— start of Records supplied —
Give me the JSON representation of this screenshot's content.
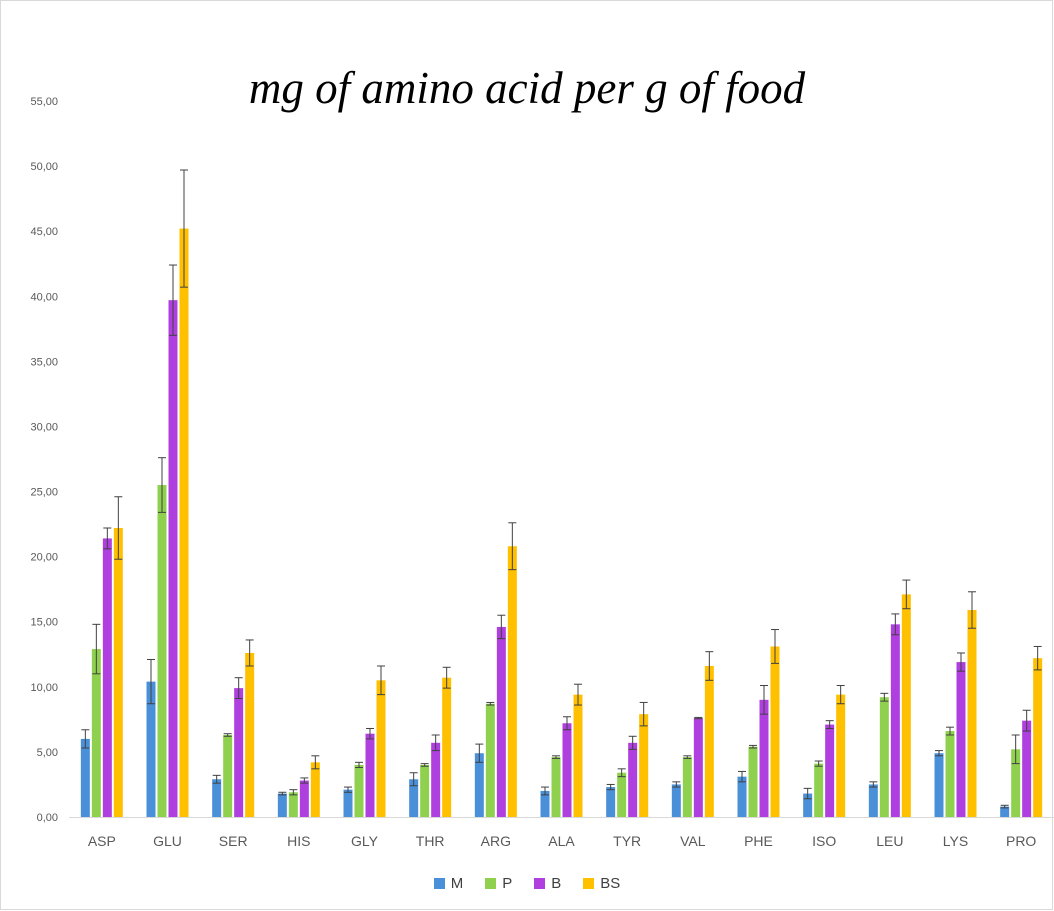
{
  "chart_data": {
    "type": "bar",
    "title": "mg of amino acid per g of food",
    "xlabel": "",
    "ylabel": "",
    "ylim": [
      0,
      55
    ],
    "ytick_step": 5,
    "ytick_labels": [
      "0,00",
      "5,00",
      "10,00",
      "15,00",
      "20,00",
      "25,00",
      "30,00",
      "35,00",
      "40,00",
      "45,00",
      "50,00",
      "55,00"
    ],
    "grid": false,
    "legend_position": "bottom",
    "categories": [
      "ASP",
      "GLU",
      "SER",
      "HIS",
      "GLY",
      "THR",
      "ARG",
      "ALA",
      "TYR",
      "VAL",
      "PHE",
      "ISO",
      "LEU",
      "LYS",
      "PRO"
    ],
    "series": [
      {
        "name": "M",
        "color": "#4a90d9",
        "values": [
          6.0,
          10.4,
          2.9,
          1.8,
          2.1,
          2.9,
          4.9,
          2.0,
          2.3,
          2.5,
          3.1,
          1.8,
          2.5,
          4.9,
          0.8
        ],
        "errors": [
          0.7,
          1.7,
          0.3,
          0.1,
          0.2,
          0.5,
          0.7,
          0.3,
          0.2,
          0.2,
          0.4,
          0.4,
          0.2,
          0.2,
          0.1
        ]
      },
      {
        "name": "P",
        "color": "#8fd14f",
        "values": [
          12.9,
          25.5,
          6.3,
          1.9,
          4.0,
          4.0,
          8.7,
          4.6,
          3.4,
          4.6,
          5.4,
          4.1,
          9.2,
          6.6,
          5.2
        ],
        "errors": [
          1.9,
          2.1,
          0.1,
          0.2,
          0.2,
          0.1,
          0.1,
          0.1,
          0.3,
          0.1,
          0.1,
          0.2,
          0.3,
          0.3,
          1.1
        ]
      },
      {
        "name": "B",
        "color": "#b03fe0",
        "values": [
          21.4,
          39.7,
          9.9,
          2.8,
          6.4,
          5.7,
          14.6,
          7.2,
          5.7,
          7.6,
          9.0,
          7.1,
          14.8,
          11.9,
          7.4
        ],
        "errors": [
          0.8,
          2.7,
          0.8,
          0.2,
          0.4,
          0.6,
          0.9,
          0.5,
          0.5,
          0.05,
          1.1,
          0.3,
          0.8,
          0.7,
          0.8
        ]
      },
      {
        "name": "BS",
        "color": "#ffc000",
        "values": [
          22.2,
          45.2,
          12.6,
          4.2,
          10.5,
          10.7,
          20.8,
          9.4,
          7.9,
          11.6,
          13.1,
          9.4,
          17.1,
          15.9,
          12.2
        ],
        "errors": [
          2.4,
          4.5,
          1.0,
          0.5,
          1.1,
          0.8,
          1.8,
          0.8,
          0.9,
          1.1,
          1.3,
          0.7,
          1.1,
          1.4,
          0.9
        ]
      }
    ]
  }
}
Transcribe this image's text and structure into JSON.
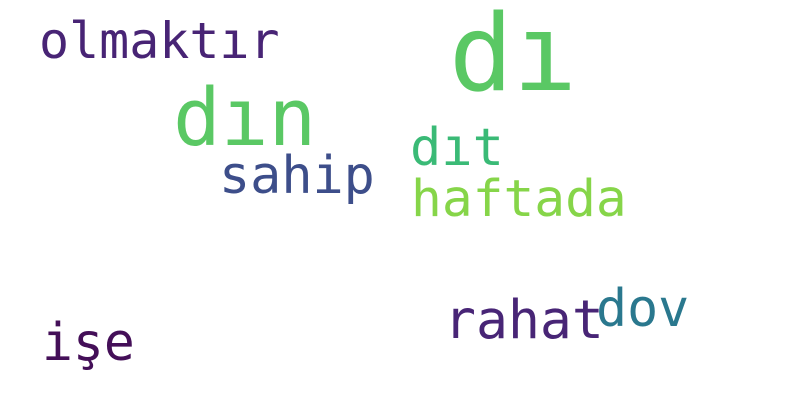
{
  "word_cloud": {
    "words": [
      {
        "text": "dı",
        "color": "#5ac864"
      },
      {
        "text": "olmaktır",
        "color": "#482475"
      },
      {
        "text": "dın",
        "color": "#5ac864"
      },
      {
        "text": "dıt",
        "color": "#3aba76"
      },
      {
        "text": "sahip",
        "color": "#3d4e8a"
      },
      {
        "text": "haftada",
        "color": "#86d549"
      },
      {
        "text": "rahat",
        "color": "#482576"
      },
      {
        "text": "dov",
        "color": "#2a788e"
      },
      {
        "text": "işe",
        "color": "#440f58"
      }
    ]
  }
}
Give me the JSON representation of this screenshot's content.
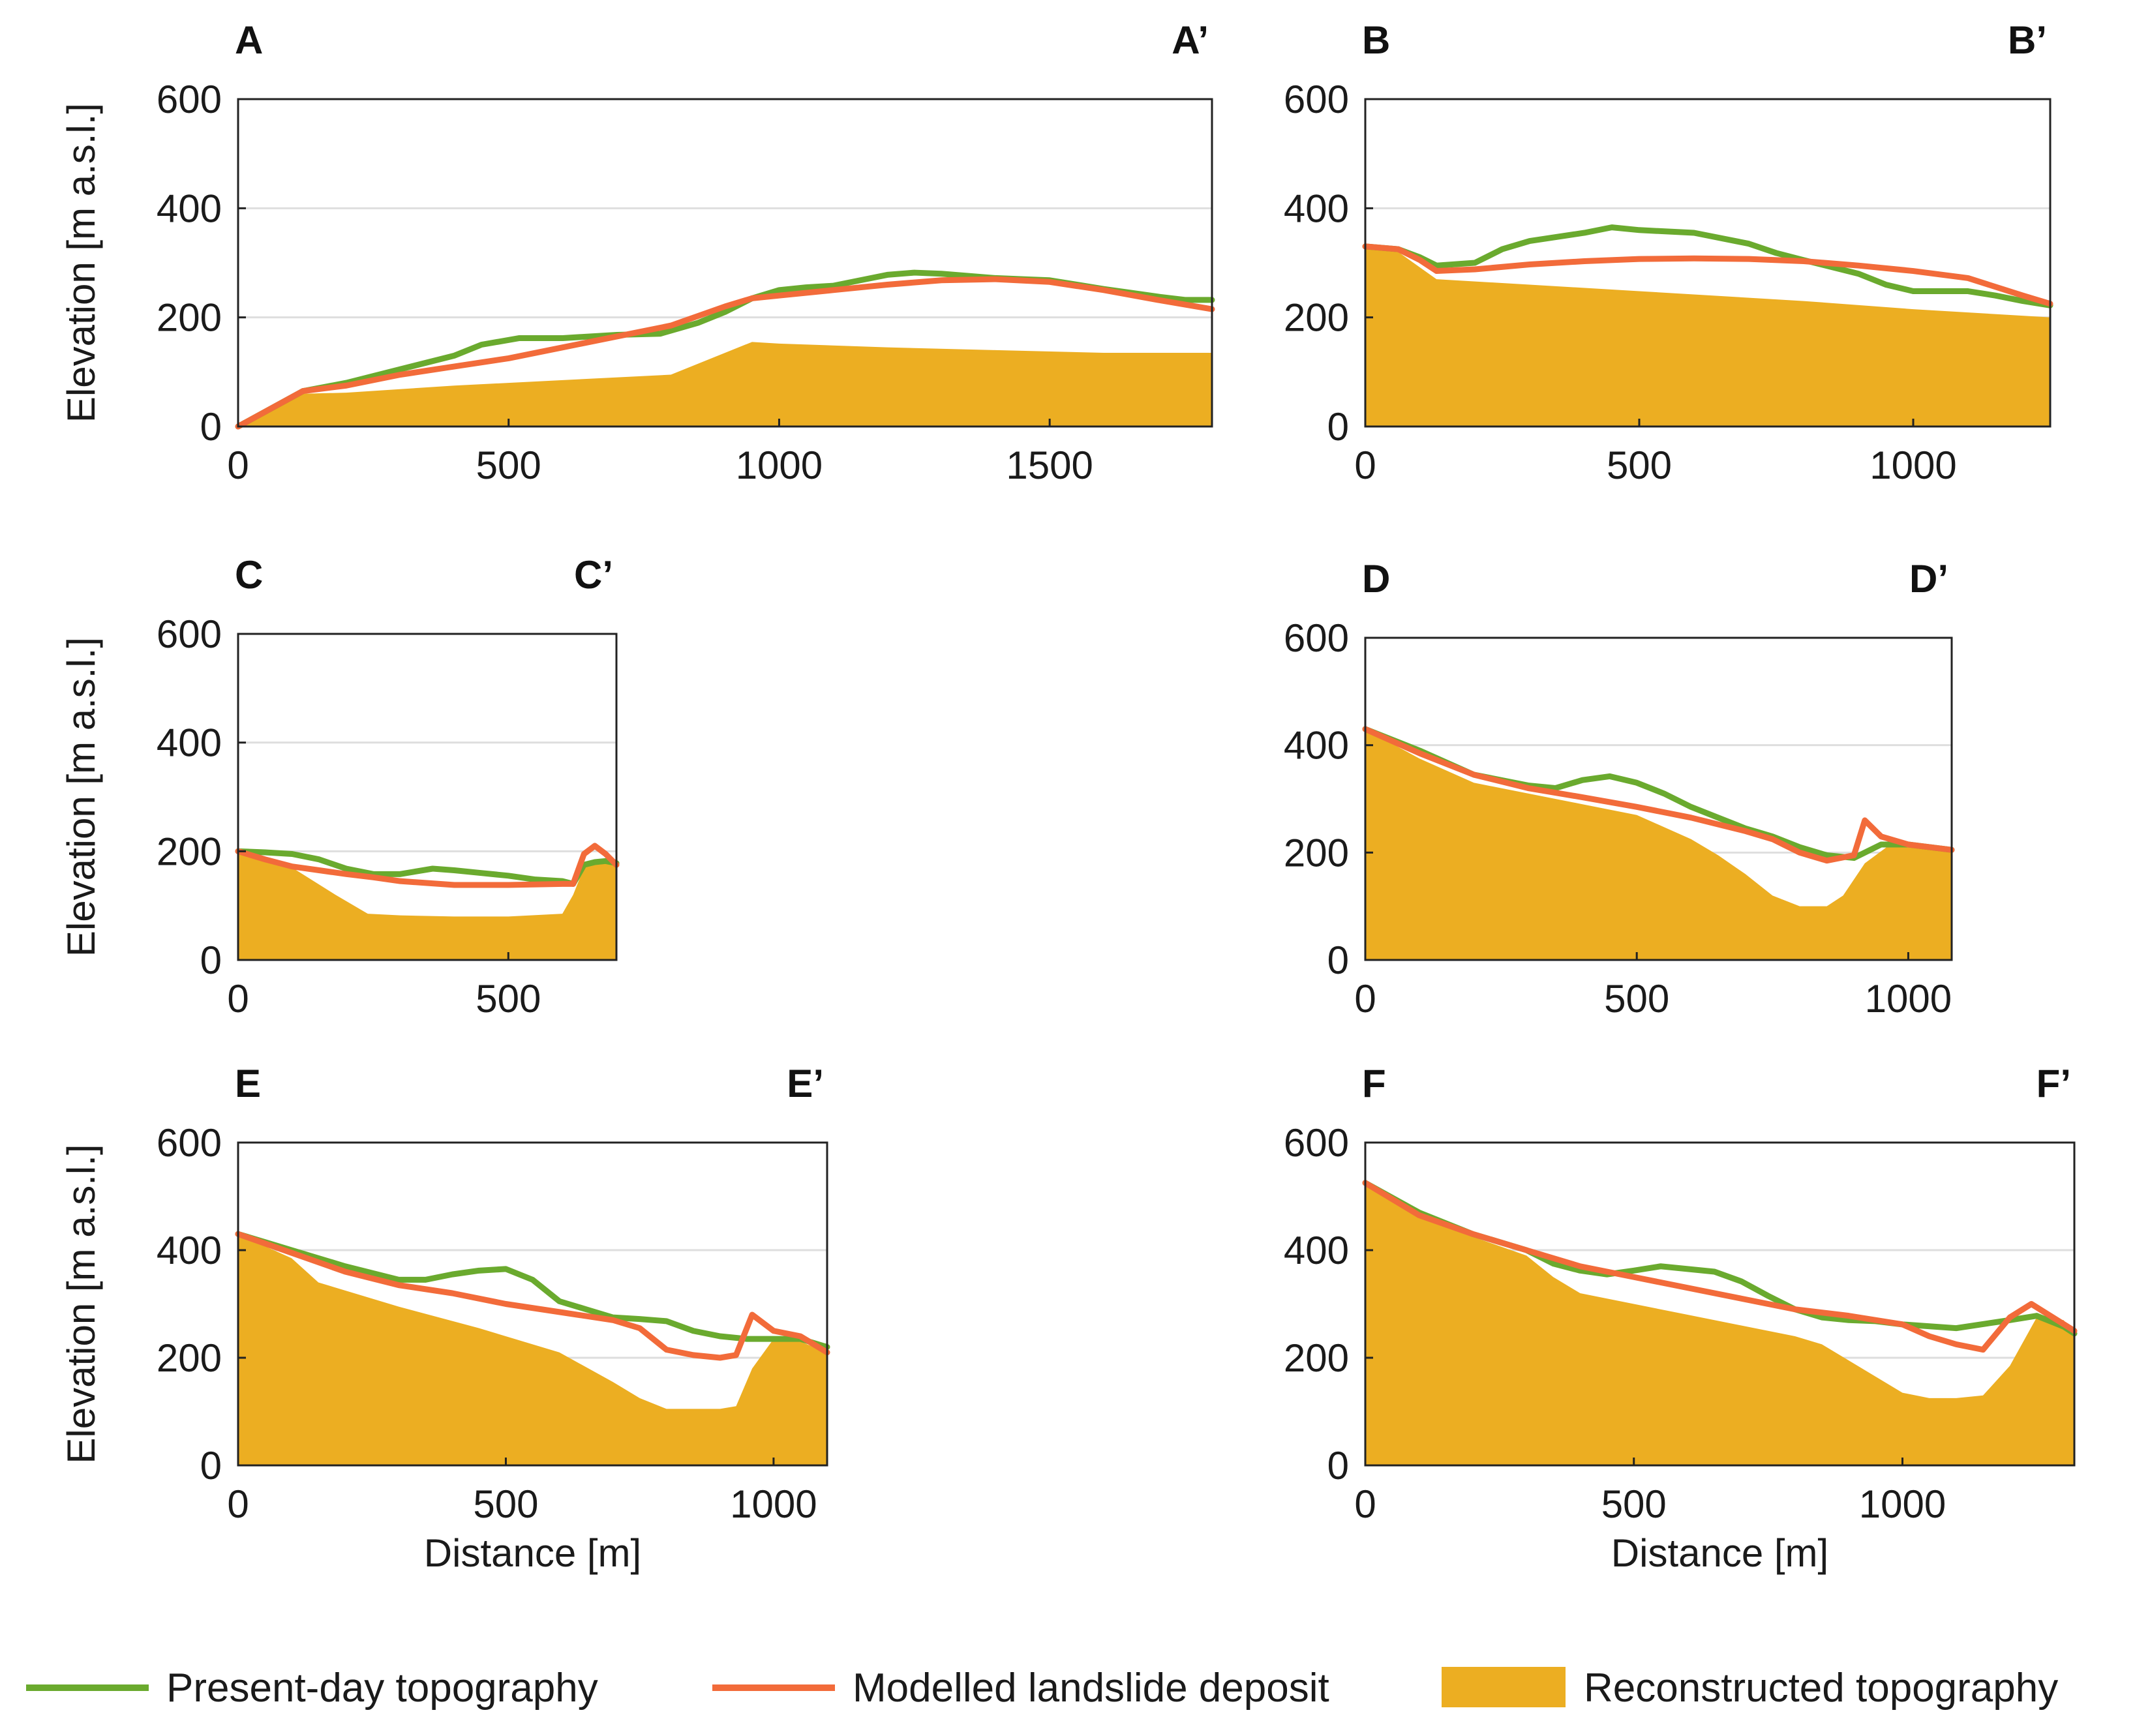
{
  "colors": {
    "present": "#6aaa2e",
    "modelled": "#f26b3a",
    "reconstructed": "#ecae22",
    "grid": "#dedede",
    "axis": "#222222"
  },
  "legend": {
    "present": "Present-day topography",
    "modelled": "Modelled landslide deposit",
    "reconstructed": "Reconstructed topography"
  },
  "chart_data": [
    {
      "id": "A",
      "type": "line",
      "start_label": "A",
      "end_label": "A’",
      "ylabel": "Elevation [m a.s.l.]",
      "xlabel": "",
      "xlim": [
        0,
        1800
      ],
      "ylim": [
        0,
        600
      ],
      "xticks": [
        0,
        500,
        1000,
        1500
      ],
      "yticks": [
        0,
        200,
        400,
        600
      ],
      "grid": "y",
      "series": [
        {
          "name": "Present-day topography",
          "x": [
            0,
            120,
            200,
            300,
            400,
            450,
            520,
            600,
            700,
            780,
            850,
            900,
            950,
            1000,
            1050,
            1100,
            1150,
            1200,
            1250,
            1300,
            1350,
            1400,
            1450,
            1500,
            1550,
            1600,
            1650,
            1700,
            1750,
            1800
          ],
          "y": [
            0,
            65,
            80,
            105,
            130,
            150,
            162,
            162,
            168,
            170,
            190,
            210,
            235,
            250,
            255,
            258,
            268,
            278,
            282,
            280,
            276,
            272,
            270,
            268,
            260,
            252,
            245,
            238,
            232,
            232
          ]
        },
        {
          "name": "Modelled landslide deposit",
          "x": [
            0,
            120,
            200,
            300,
            400,
            500,
            600,
            700,
            800,
            900,
            950,
            1000,
            1100,
            1200,
            1300,
            1400,
            1500,
            1600,
            1700,
            1800
          ],
          "y": [
            0,
            65,
            75,
            95,
            110,
            125,
            145,
            165,
            185,
            220,
            235,
            240,
            250,
            260,
            268,
            270,
            265,
            250,
            232,
            215
          ]
        },
        {
          "name": "Reconstructed topography",
          "area": true,
          "x": [
            0,
            120,
            200,
            400,
            600,
            800,
            950,
            1000,
            1200,
            1400,
            1600,
            1800
          ],
          "y": [
            0,
            60,
            62,
            75,
            85,
            95,
            155,
            152,
            145,
            140,
            135,
            135
          ]
        }
      ]
    },
    {
      "id": "B",
      "type": "line",
      "start_label": "B",
      "end_label": "B’",
      "ylabel": "",
      "xlabel": "",
      "xlim": [
        0,
        1250
      ],
      "ylim": [
        0,
        600
      ],
      "xticks": [
        0,
        500,
        1000
      ],
      "yticks": [
        0,
        200,
        400,
        600
      ],
      "grid": "y",
      "series": [
        {
          "name": "Present-day topography",
          "x": [
            0,
            60,
            100,
            130,
            200,
            250,
            300,
            400,
            450,
            500,
            600,
            700,
            750,
            800,
            900,
            950,
            1000,
            1100,
            1150,
            1200,
            1250
          ],
          "y": [
            330,
            325,
            310,
            295,
            300,
            325,
            340,
            355,
            365,
            360,
            355,
            335,
            318,
            305,
            280,
            260,
            248,
            248,
            240,
            230,
            222
          ]
        },
        {
          "name": "Modelled landslide deposit",
          "x": [
            0,
            60,
            100,
            130,
            200,
            300,
            400,
            500,
            600,
            700,
            800,
            900,
            1000,
            1100,
            1200,
            1250
          ],
          "y": [
            330,
            325,
            305,
            285,
            288,
            297,
            303,
            307,
            308,
            307,
            303,
            295,
            285,
            272,
            240,
            225
          ]
        },
        {
          "name": "Reconstructed topography",
          "area": true,
          "x": [
            0,
            60,
            130,
            300,
            500,
            800,
            1000,
            1250
          ],
          "y": [
            330,
            320,
            270,
            260,
            248,
            230,
            215,
            200
          ]
        }
      ]
    },
    {
      "id": "C",
      "type": "line",
      "start_label": "C",
      "end_label": "C’",
      "ylabel": "Elevation [m a.s.l.]",
      "xlabel": "",
      "xlim": [
        0,
        700
      ],
      "ylim": [
        0,
        600
      ],
      "xticks": [
        0,
        500
      ],
      "yticks": [
        0,
        200,
        400,
        600
      ],
      "grid": "y",
      "series": [
        {
          "name": "Present-day topography",
          "x": [
            0,
            50,
            100,
            150,
            200,
            250,
            300,
            360,
            400,
            450,
            500,
            550,
            600,
            620,
            640,
            660,
            680,
            700
          ],
          "y": [
            200,
            198,
            195,
            185,
            168,
            158,
            158,
            168,
            165,
            160,
            155,
            148,
            145,
            140,
            175,
            180,
            182,
            178
          ]
        },
        {
          "name": "Modelled landslide deposit",
          "x": [
            0,
            50,
            100,
            150,
            200,
            250,
            300,
            400,
            500,
            600,
            620,
            640,
            660,
            680,
            700
          ],
          "y": [
            200,
            185,
            172,
            165,
            158,
            152,
            145,
            138,
            138,
            140,
            140,
            195,
            210,
            195,
            175
          ]
        },
        {
          "name": "Reconstructed topography",
          "area": true,
          "x": [
            0,
            100,
            180,
            240,
            300,
            400,
            500,
            600,
            620,
            640,
            660,
            700
          ],
          "y": [
            200,
            170,
            120,
            85,
            82,
            80,
            80,
            85,
            120,
            170,
            185,
            178
          ]
        }
      ]
    },
    {
      "id": "D",
      "type": "line",
      "start_label": "D",
      "end_label": "D’",
      "ylabel": "",
      "xlabel": "",
      "xlim": [
        0,
        1080
      ],
      "ylim": [
        0,
        600
      ],
      "xticks": [
        0,
        500,
        1000
      ],
      "yticks": [
        0,
        200,
        400,
        600
      ],
      "grid": "y",
      "series": [
        {
          "name": "Present-day topography",
          "x": [
            0,
            100,
            200,
            300,
            350,
            400,
            450,
            500,
            550,
            600,
            650,
            700,
            750,
            800,
            850,
            900,
            950,
            1000,
            1080
          ],
          "y": [
            430,
            390,
            345,
            325,
            320,
            335,
            342,
            330,
            310,
            285,
            265,
            245,
            230,
            210,
            195,
            190,
            215,
            215,
            205
          ]
        },
        {
          "name": "Modelled landslide deposit",
          "x": [
            0,
            100,
            200,
            300,
            400,
            500,
            600,
            700,
            750,
            800,
            850,
            900,
            920,
            950,
            1000,
            1080
          ],
          "y": [
            430,
            385,
            345,
            320,
            303,
            285,
            265,
            240,
            225,
            200,
            185,
            195,
            260,
            230,
            215,
            205
          ]
        },
        {
          "name": "Reconstructed topography",
          "area": true,
          "x": [
            0,
            100,
            200,
            300,
            400,
            500,
            600,
            650,
            700,
            750,
            800,
            850,
            880,
            920,
            960,
            1000,
            1080
          ],
          "y": [
            430,
            375,
            330,
            310,
            290,
            270,
            225,
            195,
            160,
            120,
            100,
            100,
            120,
            180,
            210,
            215,
            205
          ]
        }
      ]
    },
    {
      "id": "E",
      "type": "line",
      "start_label": "E",
      "end_label": "E’",
      "ylabel": "Elevation [m a.s.l.]",
      "xlabel": "Distance [m]",
      "xlim": [
        0,
        1100
      ],
      "ylim": [
        0,
        600
      ],
      "xticks": [
        0,
        500,
        1000
      ],
      "yticks": [
        0,
        200,
        400,
        600
      ],
      "grid": "y",
      "series": [
        {
          "name": "Present-day topography",
          "x": [
            0,
            100,
            200,
            300,
            350,
            400,
            450,
            500,
            550,
            600,
            650,
            700,
            750,
            800,
            850,
            900,
            950,
            1000,
            1050,
            1100
          ],
          "y": [
            430,
            400,
            370,
            345,
            345,
            355,
            362,
            365,
            345,
            305,
            290,
            275,
            272,
            268,
            250,
            240,
            235,
            235,
            235,
            220
          ]
        },
        {
          "name": "Modelled landslide deposit",
          "x": [
            0,
            100,
            200,
            300,
            400,
            500,
            600,
            700,
            750,
            800,
            850,
            900,
            930,
            960,
            1000,
            1050,
            1100
          ],
          "y": [
            430,
            395,
            360,
            335,
            320,
            300,
            285,
            270,
            255,
            215,
            205,
            200,
            205,
            280,
            250,
            240,
            210
          ]
        },
        {
          "name": "Reconstructed topography",
          "area": true,
          "x": [
            0,
            100,
            150,
            300,
            450,
            600,
            700,
            750,
            800,
            850,
            900,
            930,
            960,
            1000,
            1050,
            1100
          ],
          "y": [
            430,
            385,
            340,
            295,
            255,
            210,
            155,
            125,
            105,
            105,
            105,
            110,
            180,
            235,
            230,
            210
          ]
        }
      ]
    },
    {
      "id": "F",
      "type": "line",
      "start_label": "F",
      "end_label": "F’",
      "ylabel": "",
      "xlabel": "Distance [m]",
      "xlim": [
        0,
        1320
      ],
      "ylim": [
        0,
        600
      ],
      "xticks": [
        0,
        500,
        1000
      ],
      "yticks": [
        0,
        200,
        400,
        600
      ],
      "grid": "y",
      "series": [
        {
          "name": "Present-day topography",
          "x": [
            0,
            100,
            200,
            300,
            350,
            400,
            450,
            500,
            550,
            600,
            650,
            700,
            750,
            800,
            850,
            900,
            950,
            1000,
            1100,
            1200,
            1250,
            1300,
            1320
          ],
          "y": [
            525,
            470,
            430,
            400,
            375,
            362,
            355,
            362,
            370,
            365,
            360,
            342,
            315,
            290,
            275,
            270,
            268,
            262,
            255,
            270,
            278,
            258,
            245
          ]
        },
        {
          "name": "Modelled landslide deposit",
          "x": [
            0,
            100,
            200,
            300,
            400,
            500,
            600,
            700,
            800,
            900,
            1000,
            1050,
            1100,
            1150,
            1200,
            1240,
            1280,
            1320
          ],
          "y": [
            525,
            465,
            430,
            400,
            370,
            350,
            330,
            310,
            290,
            278,
            262,
            240,
            225,
            215,
            275,
            300,
            275,
            250
          ]
        },
        {
          "name": "Reconstructed topography",
          "area": true,
          "x": [
            0,
            100,
            200,
            300,
            350,
            400,
            500,
            600,
            700,
            800,
            850,
            900,
            950,
            1000,
            1050,
            1100,
            1150,
            1200,
            1250,
            1300,
            1320
          ],
          "y": [
            525,
            465,
            425,
            390,
            350,
            320,
            300,
            280,
            260,
            240,
            225,
            195,
            165,
            135,
            125,
            125,
            130,
            185,
            275,
            270,
            245
          ]
        }
      ]
    }
  ]
}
— end of Records supplied —
◆ **Directive**
Copy each line of the listing that includes "text".

◆ **Exercise output**
Transcribe this image's text and structure into JSON.
        "text": "dı",
        "text": "olmaktır",
        "text": "dın",
        "text": "dıt",
        "text": "sahip",
        "text": "haftada",
        "text": "rahat",
        "text": "dov",
        "text": "işe",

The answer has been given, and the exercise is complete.